Exercise ->
Each line containing the word "наук" must be collected.

Extracted records ->
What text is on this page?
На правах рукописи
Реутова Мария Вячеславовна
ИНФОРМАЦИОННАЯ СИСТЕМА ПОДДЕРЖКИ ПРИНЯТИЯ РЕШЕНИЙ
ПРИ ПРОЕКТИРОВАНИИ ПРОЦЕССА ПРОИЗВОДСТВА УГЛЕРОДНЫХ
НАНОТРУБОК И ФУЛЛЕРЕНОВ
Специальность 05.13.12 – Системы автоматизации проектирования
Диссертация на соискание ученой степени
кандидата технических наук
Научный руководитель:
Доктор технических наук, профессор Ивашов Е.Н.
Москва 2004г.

Task solution ->
кандидата технических наук
Доктор технических наук, профессор Ивашов Е.Н.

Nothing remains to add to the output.